Exercise |
Determine how many lines include "with". Give the number and nothing else.

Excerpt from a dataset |
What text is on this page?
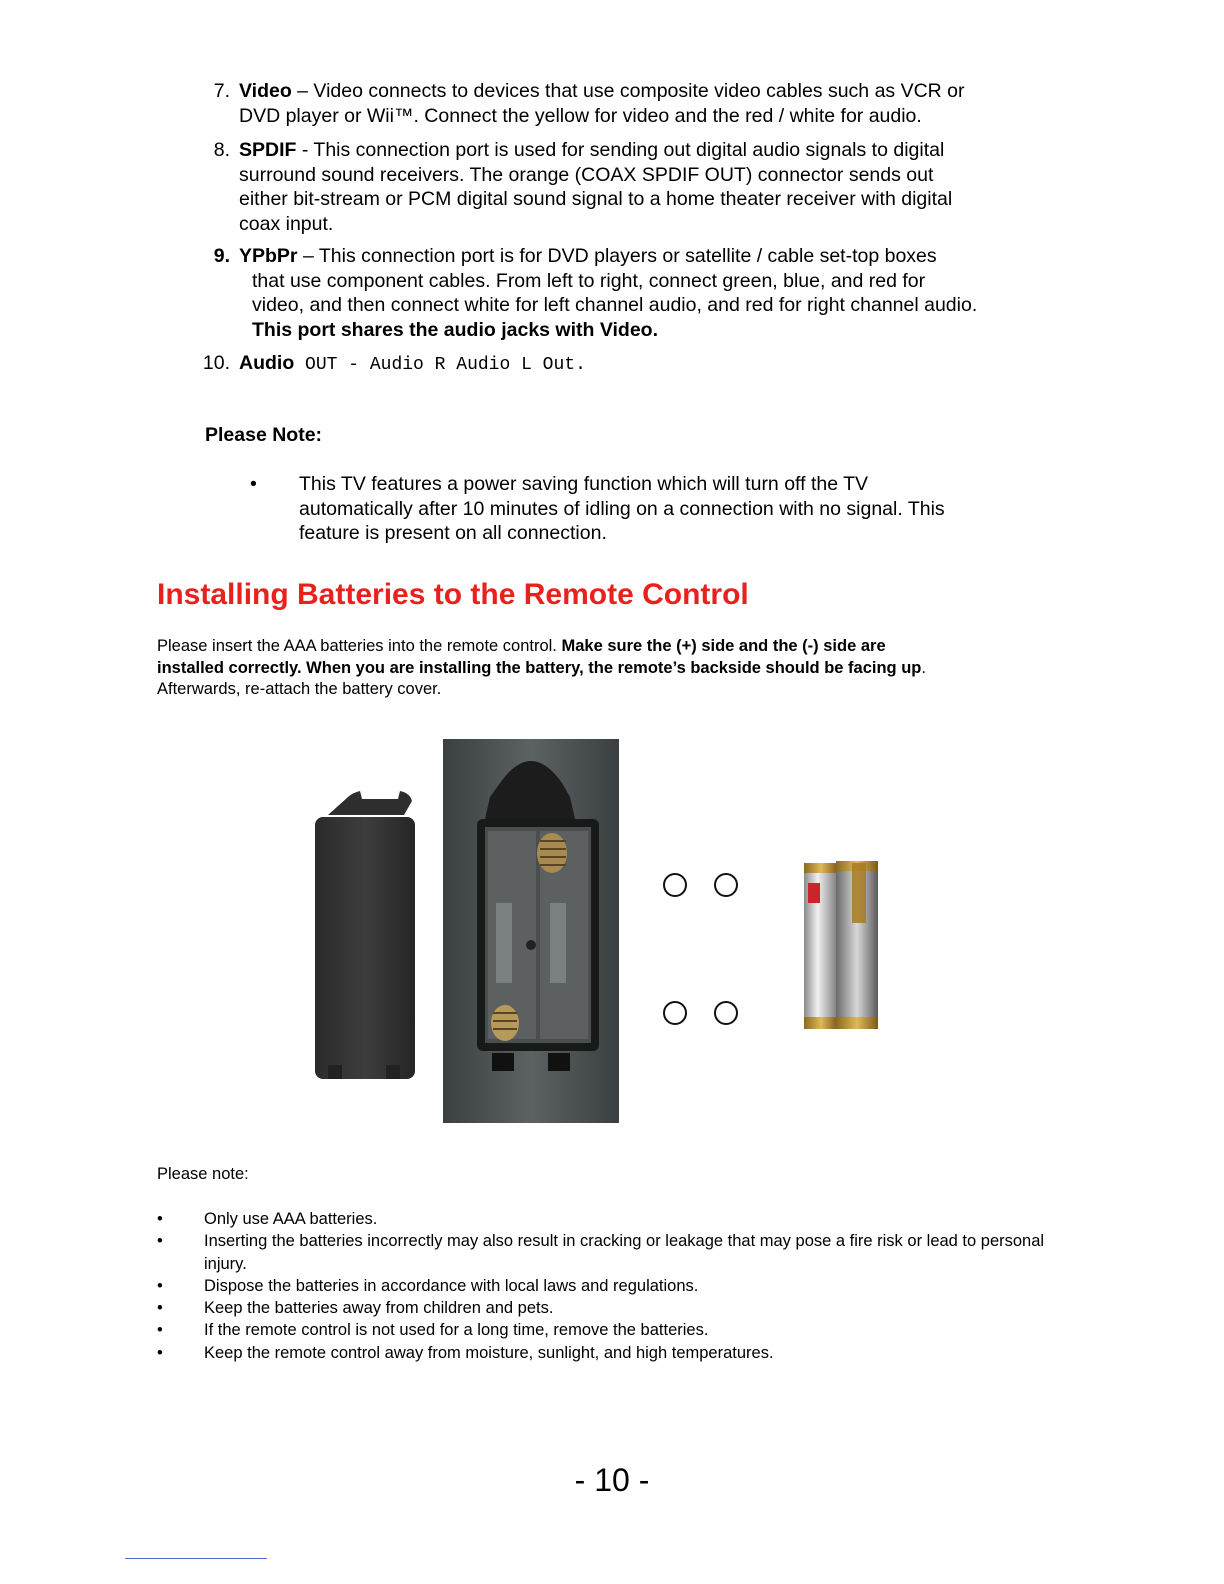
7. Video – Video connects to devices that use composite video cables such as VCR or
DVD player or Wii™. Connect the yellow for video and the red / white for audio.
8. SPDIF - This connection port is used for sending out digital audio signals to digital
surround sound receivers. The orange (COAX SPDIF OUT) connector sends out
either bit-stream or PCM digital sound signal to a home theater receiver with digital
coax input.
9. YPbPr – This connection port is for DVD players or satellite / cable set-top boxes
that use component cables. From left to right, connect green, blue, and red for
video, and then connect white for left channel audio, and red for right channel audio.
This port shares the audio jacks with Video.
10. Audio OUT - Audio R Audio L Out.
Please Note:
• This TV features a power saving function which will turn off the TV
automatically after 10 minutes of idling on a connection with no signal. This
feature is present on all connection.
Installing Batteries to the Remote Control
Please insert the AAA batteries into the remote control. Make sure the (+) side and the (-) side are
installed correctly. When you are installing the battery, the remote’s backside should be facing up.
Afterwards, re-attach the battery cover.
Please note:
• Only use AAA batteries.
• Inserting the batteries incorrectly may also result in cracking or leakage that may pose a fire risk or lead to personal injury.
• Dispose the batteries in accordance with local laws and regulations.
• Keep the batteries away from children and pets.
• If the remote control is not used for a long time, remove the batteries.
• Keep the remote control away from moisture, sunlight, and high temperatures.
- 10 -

...

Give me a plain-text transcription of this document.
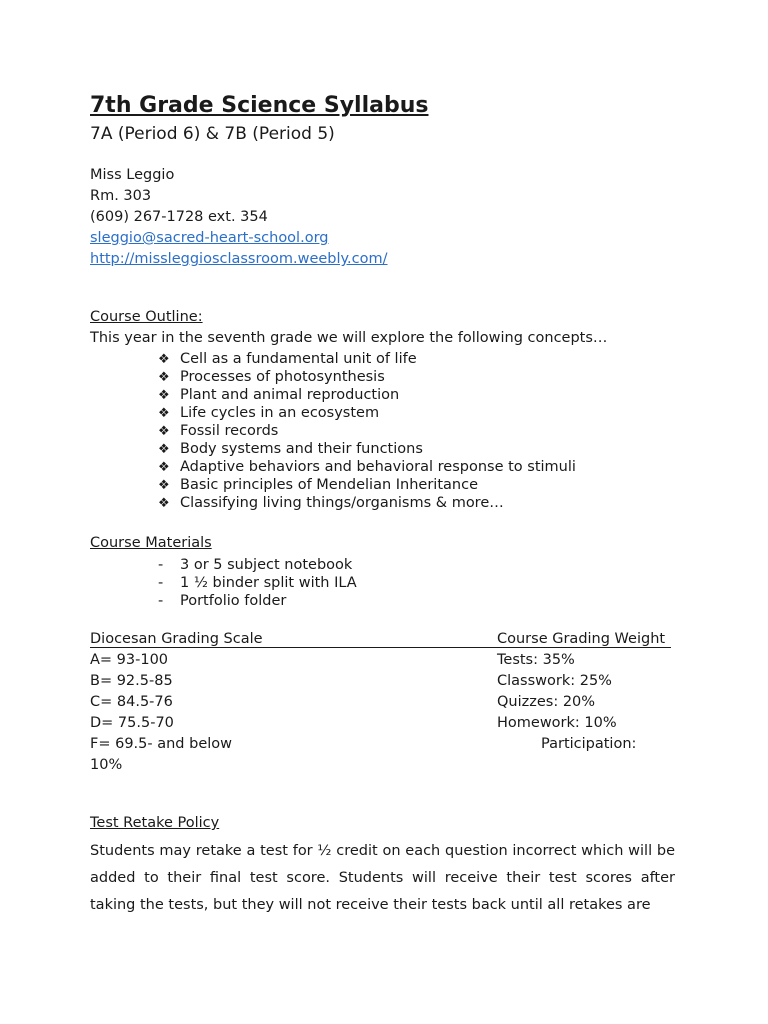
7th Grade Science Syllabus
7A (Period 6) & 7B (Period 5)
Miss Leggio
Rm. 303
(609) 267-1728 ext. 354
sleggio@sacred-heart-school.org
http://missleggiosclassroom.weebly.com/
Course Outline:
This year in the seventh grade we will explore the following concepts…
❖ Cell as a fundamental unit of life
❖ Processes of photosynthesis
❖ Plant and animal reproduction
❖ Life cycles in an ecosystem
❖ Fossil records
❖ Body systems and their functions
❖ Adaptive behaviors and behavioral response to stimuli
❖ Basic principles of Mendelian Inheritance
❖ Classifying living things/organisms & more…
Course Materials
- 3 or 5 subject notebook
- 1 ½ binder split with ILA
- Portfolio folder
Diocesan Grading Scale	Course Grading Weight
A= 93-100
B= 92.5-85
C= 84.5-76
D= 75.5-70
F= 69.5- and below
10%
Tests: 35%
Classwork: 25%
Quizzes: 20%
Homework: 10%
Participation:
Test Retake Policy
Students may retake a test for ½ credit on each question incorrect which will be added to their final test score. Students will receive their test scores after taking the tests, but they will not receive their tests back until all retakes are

Task answer |
5